Major changes since the first edition include the following:

  1. Creation of a now mature R package rms that replaces and greatly extends the Design library used in the first edition
  2. Conversion to R  with R used to run all examples in the text
  3. Conversion of the book source into knitr reproducible documents
  4. All code from the text is executable and is on the web site
  5. Use of color graphics and use of the ggplot2 graphics package
  6. New text about problems with dichotomization of continuous variables and with classification (as opposed to prediction)

Element and region data:

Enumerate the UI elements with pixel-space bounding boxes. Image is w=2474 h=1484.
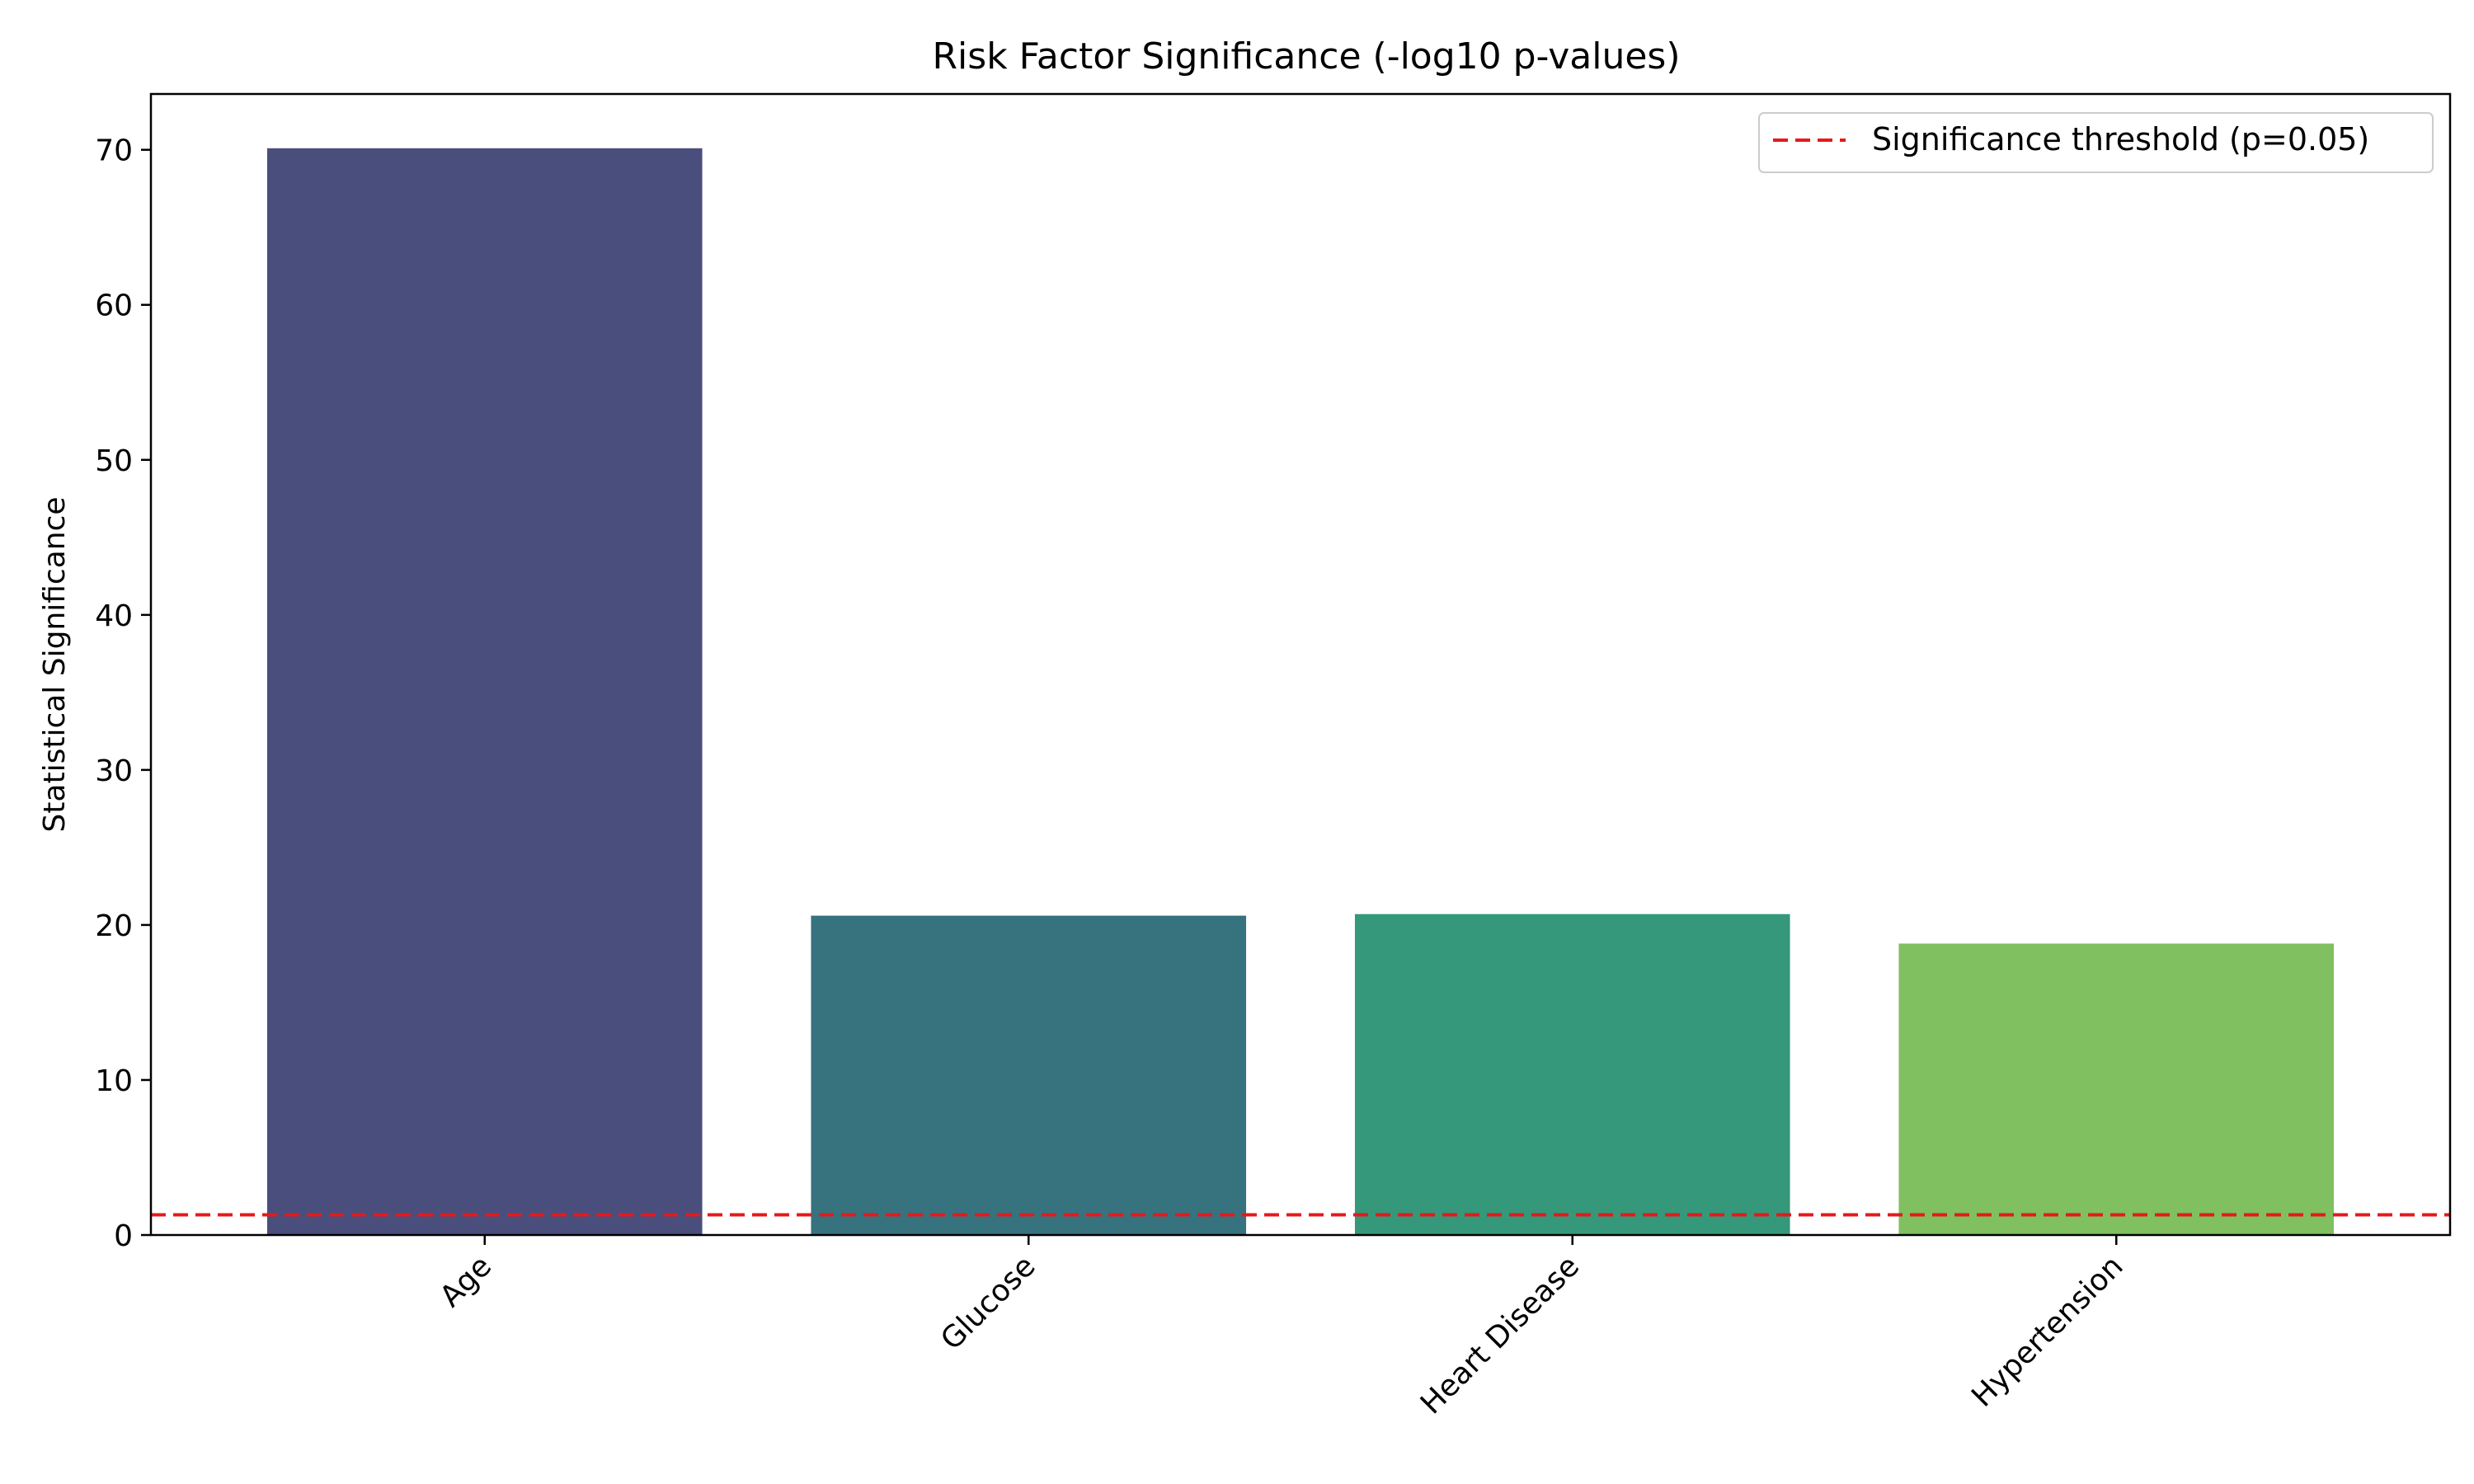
y-axis-label: Statistical Significance [38,496,72,832]
bar-age [266,148,703,1236]
y-tick-label: 30 [95,754,133,788]
y-tick-label: 60 [95,289,133,323]
bars-group [266,148,2335,1236]
y-tick-label: 50 [95,444,133,478]
x-tick-label: Glucose [934,1249,1042,1356]
bar-heart-disease [1354,913,1790,1235]
x-tick-label: Heart Disease [1414,1249,1586,1421]
x-tick-label: Age [434,1249,498,1313]
bar-hypertension [1898,943,2335,1235]
chart-title: Risk Factor Significance (-log10 p-value… [932,35,1680,77]
y-tick-label: 40 [95,599,133,633]
bar-glucose [811,915,1247,1235]
y-tick-label: 70 [95,134,133,168]
legend: Significance threshold (p=0.05) [1758,112,2434,173]
y-tick-label: 10 [95,1064,133,1098]
y-tick-label: 0 [114,1219,133,1253]
plot-frame [149,92,2452,1237]
x-axis-ticks: Age Glucose Heart Disease Hypertension [434,1235,2130,1421]
y-tick-label: 20 [95,909,133,943]
x-tick-label: Hypertension [1965,1249,2129,1413]
legend-threshold-label: Significance threshold (p=0.05) [1872,121,2369,157]
y-axis-ticks: 0 10 20 30 40 50 60 70 [95,134,151,1253]
legend-box [1758,112,2434,173]
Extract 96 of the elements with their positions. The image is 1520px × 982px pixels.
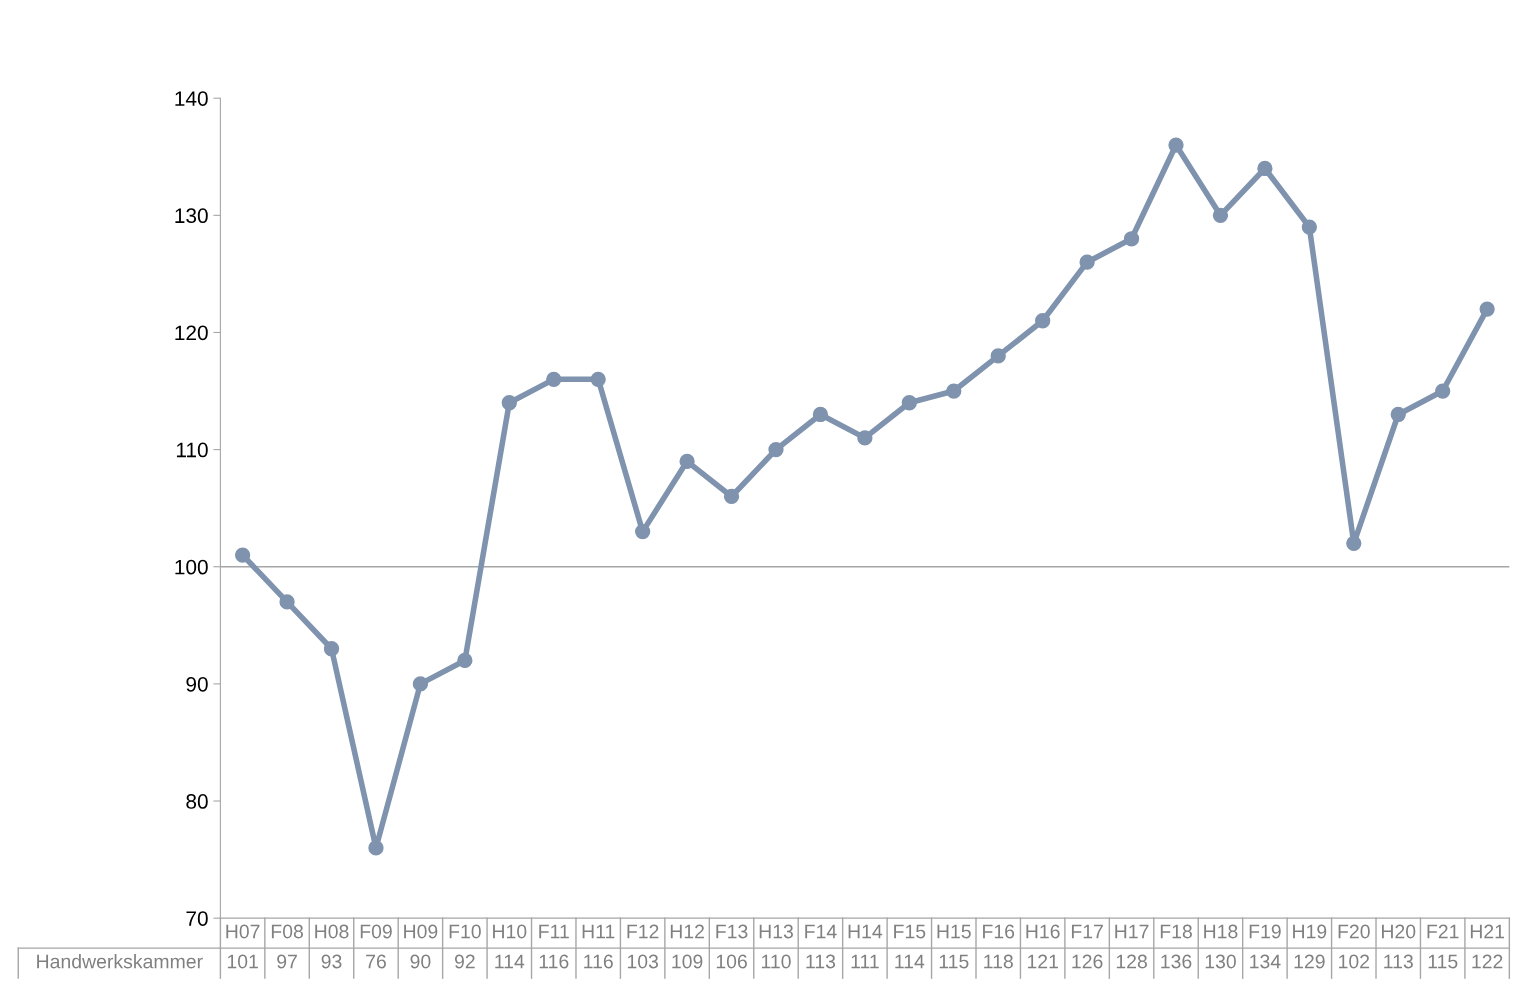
- x-tick-label: F12: [627, 924, 659, 939]
- point: [590, 371, 606, 387]
- point: [279, 594, 295, 610]
- point: [234, 547, 251, 563]
- point: [1123, 231, 1140, 247]
- point: [457, 652, 473, 669]
- data-label: 110: [761, 954, 791, 969]
- point: [857, 430, 873, 446]
- x-tick-label: F13: [716, 924, 748, 939]
- point: [323, 641, 340, 657]
- data-label: 114: [895, 954, 925, 969]
- x-tick-label: H08: [315, 924, 349, 939]
- x-tick-label: H07: [226, 924, 260, 939]
- data-label: 76: [366, 954, 386, 969]
- x-tick-label: F18: [1160, 924, 1192, 939]
- x-tick-label: F16: [983, 924, 1015, 939]
- x-tick-label: F15: [894, 924, 926, 939]
- data-label: 116: [584, 954, 613, 969]
- x-tick-label: F19: [1249, 924, 1281, 939]
- point: [1079, 254, 1095, 270]
- x-tick-label: H16: [1026, 924, 1060, 939]
- data-label: 93: [321, 954, 342, 969]
- data-label: 101: [227, 954, 258, 969]
- x-tick-label: F09: [360, 924, 392, 939]
- x-tick-label: F10: [449, 924, 481, 939]
- x-tick-label: H14: [848, 924, 883, 939]
- data-label: 115: [1428, 954, 1458, 969]
- point: [679, 453, 695, 469]
- x-tick-label: H13: [759, 924, 793, 939]
- y-tick-label: 80: [186, 794, 208, 809]
- x-tick-label: H21: [1470, 924, 1505, 939]
- data-label: 118: [984, 954, 1013, 969]
- data-label: 116: [539, 954, 569, 969]
- x-tick-label: F17: [1071, 924, 1103, 939]
- y-tick-label: 110: [176, 442, 208, 458]
- point: [501, 395, 517, 411]
- x-tick-label: F14: [805, 924, 837, 939]
- x-tick-label: F11: [539, 924, 569, 939]
- x-tick-label: H17: [1115, 924, 1149, 939]
- x-tick-label: H11: [582, 924, 615, 939]
- point: [1301, 219, 1317, 235]
- y-tick-label: 90: [186, 676, 208, 692]
- point: [1390, 406, 1406, 423]
- y-tick-label: 130: [175, 208, 208, 224]
- y-tick-label: 100: [175, 559, 208, 575]
- data-label: 90: [410, 954, 431, 969]
- data-label: 103: [627, 954, 659, 969]
- x-tick-label: H12: [670, 924, 704, 939]
- data-label: 111: [851, 954, 879, 969]
- y-tick-label: 120: [175, 325, 208, 341]
- point: [946, 383, 962, 399]
- point: [1212, 207, 1229, 223]
- x-tick-label: H20: [1382, 924, 1416, 939]
- data-label: 122: [1472, 954, 1503, 969]
- point: [546, 371, 562, 387]
- point: [1257, 160, 1273, 177]
- data-label: 128: [1116, 954, 1147, 969]
- data-label: 126: [1072, 954, 1103, 969]
- x-tick-label: F20: [1338, 924, 1370, 939]
- point: [768, 441, 784, 458]
- point: [812, 406, 829, 423]
- point: [1435, 383, 1451, 399]
- x-tick-label: H10: [493, 924, 527, 939]
- data-label: 102: [1339, 954, 1370, 969]
- x-tick-label: H19: [1293, 924, 1327, 939]
- point: [1168, 137, 1184, 153]
- x-tick-label: H18: [1204, 924, 1238, 939]
- x-tick-label: F08: [271, 924, 303, 939]
- x-tick-label: H15: [937, 924, 971, 939]
- point: [1035, 313, 1051, 329]
- x-tick-label: F21: [1427, 924, 1459, 939]
- data-label: 113: [806, 954, 836, 969]
- y-tick-label: 140: [175, 91, 208, 106]
- point: [412, 676, 429, 692]
- data-label: 121: [1027, 954, 1058, 969]
- point: [635, 523, 651, 540]
- data-label: 129: [1294, 954, 1325, 969]
- data-label: 113: [1384, 954, 1413, 969]
- point: [990, 348, 1006, 364]
- data-label: 115: [939, 954, 969, 969]
- point: [723, 488, 740, 505]
- data-label: 97: [277, 954, 297, 969]
- data-label: 114: [495, 954, 525, 969]
- point: [1479, 301, 1495, 317]
- y-tick-label: 70: [186, 911, 208, 926]
- data-label: 106: [716, 954, 747, 969]
- data-label: 134: [1250, 954, 1281, 969]
- point: [1346, 535, 1362, 551]
- point: [901, 395, 917, 411]
- data-label: 92: [454, 954, 475, 969]
- x-tick-label: H09: [404, 924, 438, 939]
- data-label: 130: [1205, 954, 1236, 969]
- data-label: 136: [1161, 954, 1192, 969]
- data-label: 109: [672, 954, 703, 969]
- text: Handwerkskammer: [37, 954, 203, 969]
- point: [368, 840, 384, 856]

■ EXERCISES ■
[1] Answer these questions using the list of changes since the first edition.
(a) What R package replaces the Design library?
(b) Into what kind of documents was the book source converted?
(c) Which graphics package does the new edition use?
[2] Repeat the list of changes since the first edition word for word, from "Major changes since" to "opposed to prediction)".

■ PER-TASK OUTPUTS ■
[1]
(a) rms
(b) knitr reproducible documents
(c) ggplot2

[2]
Major changes since the first edition include the following:

  1. Creation of a now mature R package rms that replaces and greatly extends the Design library used in the first edition
  2. Conversion to R  with R used to run all examples in the text
  3. Conversion of the book source into knitr reproducible documents
  4. All code from the text is executable and is on the web site
  5. Use of color graphics and use of the ggplot2 graphics package
  6. New text about problems with dichotomization of continuous variables and with classification (as opposed to prediction)